━━━ Given records ━━━

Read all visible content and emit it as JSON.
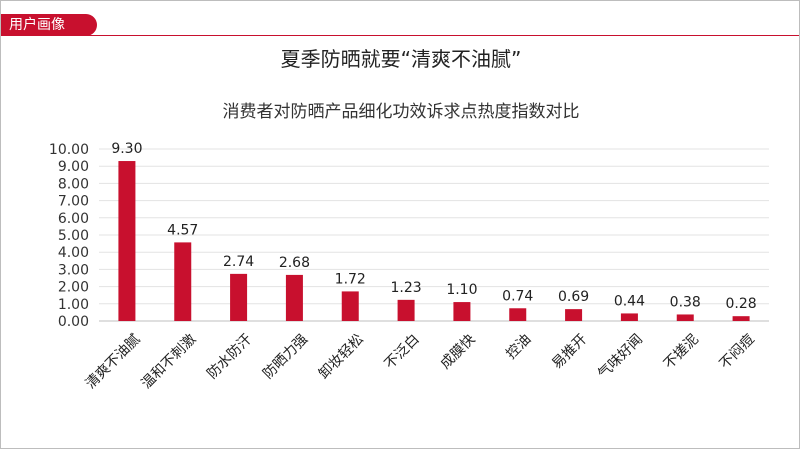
{
  "header": {
    "tag": "用户画像",
    "title": "夏季防晒就要“清爽不油腻”"
  },
  "colors": {
    "accent": "#c8102e",
    "bar": "#c8102e"
  },
  "chart_data": {
    "type": "bar",
    "title": "消费者对防晒产品细化功效诉求点热度指数对比",
    "categories": [
      "清爽不油腻",
      "温和不刺激",
      "防水防汗",
      "防晒力强",
      "卸妆轻松",
      "不泛白",
      "成膜快",
      "控油",
      "易推开",
      "气味好闻",
      "不搓泥",
      "不闷痘"
    ],
    "values": [
      9.3,
      4.57,
      2.74,
      2.68,
      1.72,
      1.23,
      1.1,
      0.74,
      0.69,
      0.44,
      0.38,
      0.28
    ],
    "value_labels": [
      "9.30",
      "4.57",
      "2.74",
      "2.68",
      "1.72",
      "1.23",
      "1.10",
      "0.74",
      "0.69",
      "0.44",
      "0.38",
      "0.28"
    ],
    "yticks": [
      "0.00",
      "1.00",
      "2.00",
      "3.00",
      "4.00",
      "5.00",
      "6.00",
      "7.00",
      "8.00",
      "9.00",
      "10.00"
    ],
    "ylim": [
      0,
      10
    ],
    "grid": true
  }
}
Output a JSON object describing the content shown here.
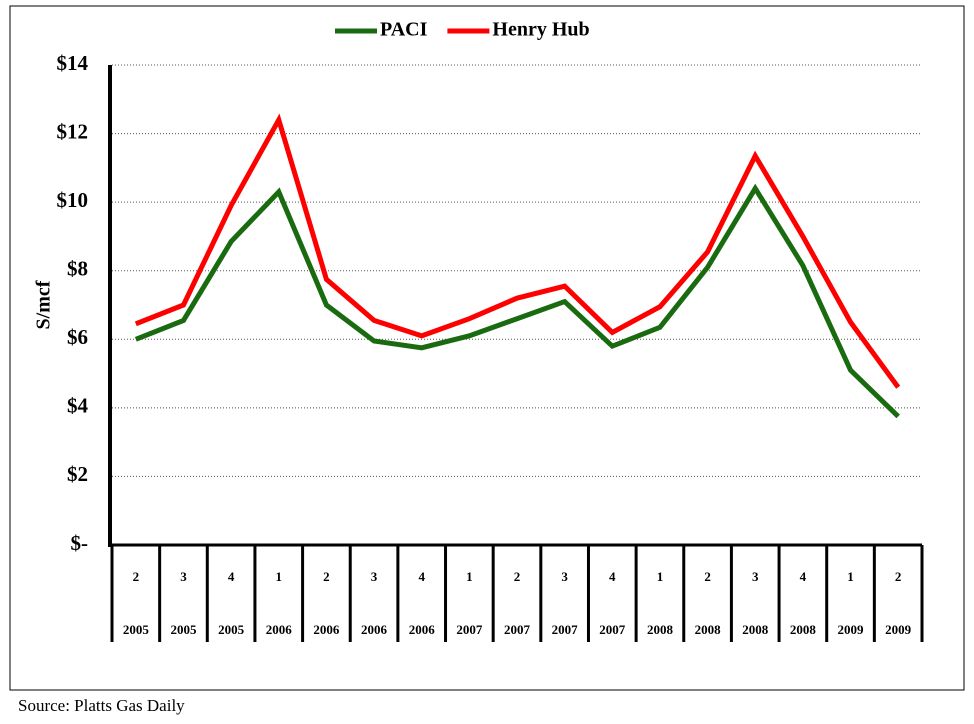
{
  "chart_data": {
    "type": "line",
    "y_axis_label": "S/mcf",
    "source": "Source:  Platts Gas Daily",
    "categories": [
      "2",
      "3",
      "4",
      "1",
      "2",
      "3",
      "4",
      "1",
      "2",
      "3",
      "4",
      "1",
      "2",
      "3",
      "4",
      "1",
      "2"
    ],
    "category_years": [
      "2005",
      "2005",
      "2005",
      "2006",
      "2006",
      "2006",
      "2006",
      "2007",
      "2007",
      "2007",
      "2007",
      "2008",
      "2008",
      "2008",
      "2008",
      "2009",
      "2009"
    ],
    "series": [
      {
        "name": "PACI",
        "color": "#1a6b10",
        "values": [
          6.0,
          6.55,
          8.85,
          10.3,
          7.0,
          5.95,
          5.75,
          6.1,
          6.6,
          7.1,
          5.8,
          6.35,
          8.1,
          10.4,
          8.15,
          5.1,
          3.75
        ]
      },
      {
        "name": "Henry Hub",
        "color": "#ff0000",
        "values": [
          6.45,
          7.0,
          9.9,
          12.4,
          7.75,
          6.55,
          6.1,
          6.6,
          7.2,
          7.55,
          6.2,
          6.95,
          8.55,
          11.35,
          9.0,
          6.5,
          4.6
        ]
      }
    ],
    "ylim": [
      0,
      14
    ],
    "yticks": [
      {
        "value": 0,
        "label": "$-"
      },
      {
        "value": 2,
        "label": "$2"
      },
      {
        "value": 4,
        "label": "$4"
      },
      {
        "value": 6,
        "label": "$6"
      },
      {
        "value": 8,
        "label": "$8"
      },
      {
        "value": 10,
        "label": "$10"
      },
      {
        "value": 12,
        "label": "$12"
      },
      {
        "value": 14,
        "label": "$14"
      }
    ],
    "grid": true
  }
}
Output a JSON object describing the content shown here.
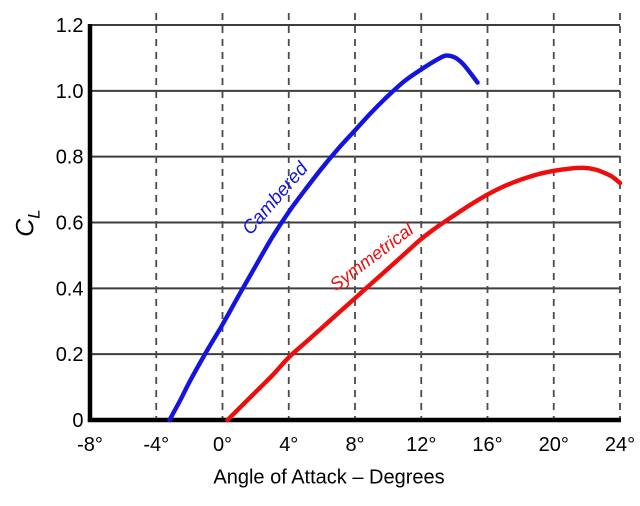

━━━

Transcribe the material as is, with images omitted.

Read all visible content and emit it as JSON.
{
  "header": {
    "tag": "用户画像",
    "title": "夏季防晒就要“清爽不油腻”"
  },
  "colors": {
    "accent": "#c8102e",
    "bar": "#c8102e"
  },
  "chart_data": {
    "type": "bar",
    "title": "消费者对防晒产品细化功效诉求点热度指数对比",
    "categories": [
      "清爽不油腻",
      "温和不刺激",
      "防水防汗",
      "防晒力强",
      "卸妆轻松",
      "不泛白",
      "成膜快",
      "控油",
      "易推开",
      "气味好闻",
      "不搓泥",
      "不闷痘"
    ],
    "values": [
      9.3,
      4.57,
      2.74,
      2.68,
      1.72,
      1.23,
      1.1,
      0.74,
      0.69,
      0.44,
      0.38,
      0.28
    ],
    "value_labels": [
      "9.30",
      "4.57",
      "2.74",
      "2.68",
      "1.72",
      "1.23",
      "1.10",
      "0.74",
      "0.69",
      "0.44",
      "0.38",
      "0.28"
    ],
    "yticks": [
      "0.00",
      "1.00",
      "2.00",
      "3.00",
      "4.00",
      "5.00",
      "6.00",
      "7.00",
      "8.00",
      "9.00",
      "10.00"
    ],
    "ylim": [
      0,
      10
    ],
    "grid": true
  }
}
Output a JSON object describing the content shown here.
{
  "chart_data": {
    "type": "line",
    "y_axis_label": "S/mcf",
    "source": "Source:  Platts Gas Daily",
    "categories": [
      "2",
      "3",
      "4",
      "1",
      "2",
      "3",
      "4",
      "1",
      "2",
      "3",
      "4",
      "1",
      "2",
      "3",
      "4",
      "1",
      "2"
    ],
    "category_years": [
      "2005",
      "2005",
      "2005",
      "2006",
      "2006",
      "2006",
      "2006",
      "2007",
      "2007",
      "2007",
      "2007",
      "2008",
      "2008",
      "2008",
      "2008",
      "2009",
      "2009"
    ],
    "series": [
      {
        "name": "PACI",
        "color": "#1a6b10",
        "values": [
          6.0,
          6.55,
          8.85,
          10.3,
          7.0,
          5.95,
          5.75,
          6.1,
          6.6,
          7.1,
          5.8,
          6.35,
          8.1,
          10.4,
          8.15,
          5.1,
          3.75
        ]
      },
      {
        "name": "Henry Hub",
        "color": "#ff0000",
        "values": [
          6.45,
          7.0,
          9.9,
          12.4,
          7.75,
          6.55,
          6.1,
          6.6,
          7.2,
          7.55,
          6.2,
          6.95,
          8.55,
          11.35,
          9.0,
          6.5,
          4.6
        ]
      }
    ],
    "ylim": [
      0,
      14
    ],
    "yticks": [
      {
        "value": 0,
        "label": "$-"
      },
      {
        "value": 2,
        "label": "$2"
      },
      {
        "value": 4,
        "label": "$4"
      },
      {
        "value": 6,
        "label": "$6"
      },
      {
        "value": 8,
        "label": "$8"
      },
      {
        "value": 10,
        "label": "$10"
      },
      {
        "value": 12,
        "label": "$12"
      },
      {
        "value": 14,
        "label": "$14"
      }
    ],
    "grid": true
  }
}
Output a JSON object describing the content shown here.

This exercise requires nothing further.